## Start DATASET EXCERPTS

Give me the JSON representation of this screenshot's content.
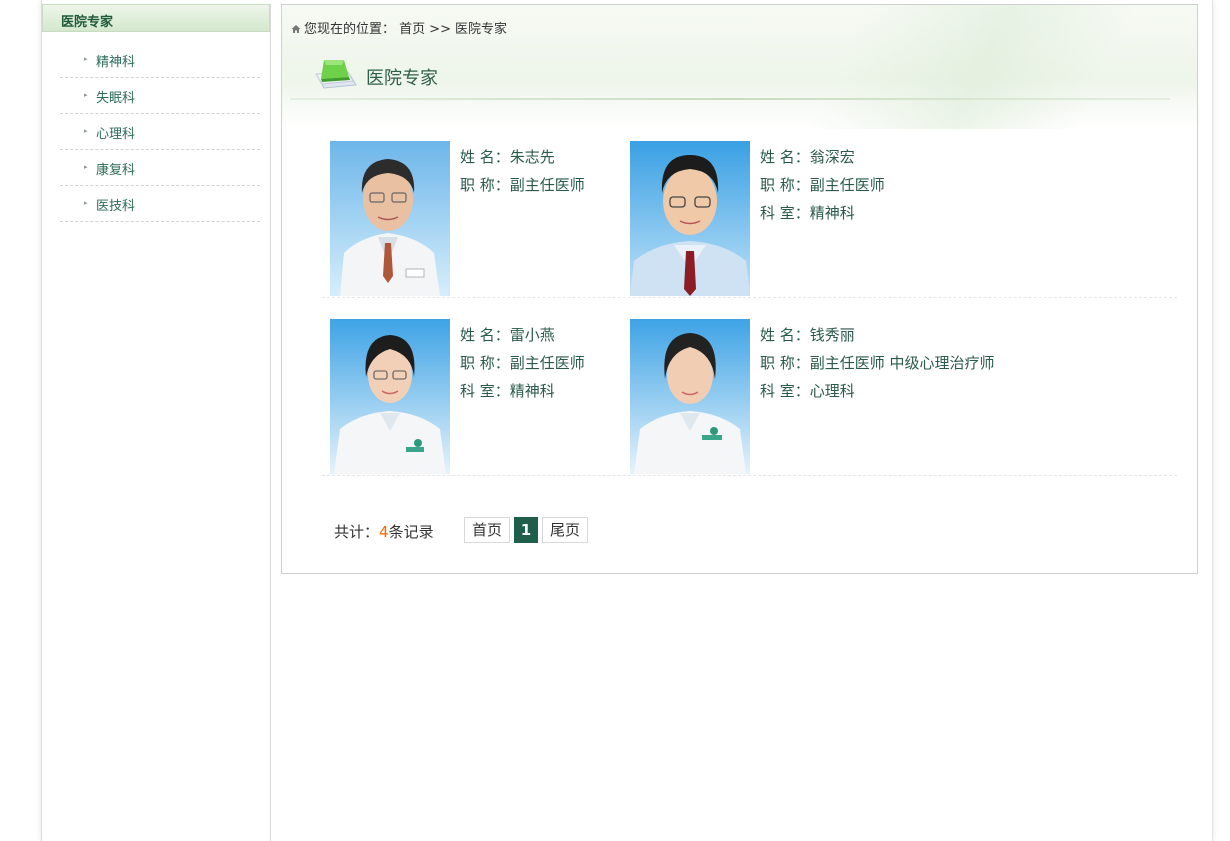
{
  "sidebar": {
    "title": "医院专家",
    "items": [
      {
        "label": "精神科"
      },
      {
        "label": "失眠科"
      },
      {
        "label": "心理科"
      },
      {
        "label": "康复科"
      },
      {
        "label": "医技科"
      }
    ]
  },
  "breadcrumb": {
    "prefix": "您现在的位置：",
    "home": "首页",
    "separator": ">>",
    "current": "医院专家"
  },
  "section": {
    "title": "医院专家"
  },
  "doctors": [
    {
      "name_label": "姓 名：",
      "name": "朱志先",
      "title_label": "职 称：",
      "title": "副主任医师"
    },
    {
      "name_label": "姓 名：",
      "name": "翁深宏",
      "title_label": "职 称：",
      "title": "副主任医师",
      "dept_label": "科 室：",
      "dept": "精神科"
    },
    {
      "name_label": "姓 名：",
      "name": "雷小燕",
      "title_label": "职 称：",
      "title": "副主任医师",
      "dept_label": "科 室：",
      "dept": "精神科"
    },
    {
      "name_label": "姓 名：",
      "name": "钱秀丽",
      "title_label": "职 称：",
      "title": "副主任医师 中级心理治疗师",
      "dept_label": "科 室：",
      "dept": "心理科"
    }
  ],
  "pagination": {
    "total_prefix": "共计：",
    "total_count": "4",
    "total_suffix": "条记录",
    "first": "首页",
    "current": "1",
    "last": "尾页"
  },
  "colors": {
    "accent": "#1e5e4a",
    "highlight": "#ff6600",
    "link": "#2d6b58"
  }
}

## End DATASET EXCERPTS
## Start DATASET EXCERPTS

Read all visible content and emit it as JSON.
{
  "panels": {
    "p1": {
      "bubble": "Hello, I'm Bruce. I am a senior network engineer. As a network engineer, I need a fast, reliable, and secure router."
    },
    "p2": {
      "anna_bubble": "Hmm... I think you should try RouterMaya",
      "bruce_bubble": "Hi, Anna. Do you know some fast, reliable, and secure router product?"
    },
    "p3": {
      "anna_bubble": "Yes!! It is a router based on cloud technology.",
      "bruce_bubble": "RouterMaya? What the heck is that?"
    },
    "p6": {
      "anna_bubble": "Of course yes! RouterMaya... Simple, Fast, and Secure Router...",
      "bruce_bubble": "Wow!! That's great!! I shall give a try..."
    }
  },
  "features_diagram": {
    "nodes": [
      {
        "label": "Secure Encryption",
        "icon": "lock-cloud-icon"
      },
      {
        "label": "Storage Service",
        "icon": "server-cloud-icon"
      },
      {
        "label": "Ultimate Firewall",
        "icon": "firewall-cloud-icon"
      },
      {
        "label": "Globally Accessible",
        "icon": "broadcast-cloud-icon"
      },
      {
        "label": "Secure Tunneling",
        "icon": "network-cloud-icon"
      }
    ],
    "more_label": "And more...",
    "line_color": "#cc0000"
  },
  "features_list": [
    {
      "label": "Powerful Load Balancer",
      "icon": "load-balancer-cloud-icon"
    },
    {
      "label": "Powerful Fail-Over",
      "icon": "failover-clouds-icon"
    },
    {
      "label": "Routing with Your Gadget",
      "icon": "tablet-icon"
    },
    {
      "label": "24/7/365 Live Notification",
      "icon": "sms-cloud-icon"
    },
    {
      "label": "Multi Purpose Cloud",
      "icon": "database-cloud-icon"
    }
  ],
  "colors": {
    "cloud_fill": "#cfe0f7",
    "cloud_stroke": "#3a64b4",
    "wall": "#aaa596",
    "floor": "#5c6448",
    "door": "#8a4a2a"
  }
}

## End DATASET EXCERPTS

*GOAL*: Pick out every line above that contains the word "network" and copy it.

*ANSWER TO THE TASK*:
      "bubble": "Hello, I'm Bruce. I am a senior network engineer. As a network engineer, I need a fast, reliable, and secure router."
        "icon": "network-cloud-icon"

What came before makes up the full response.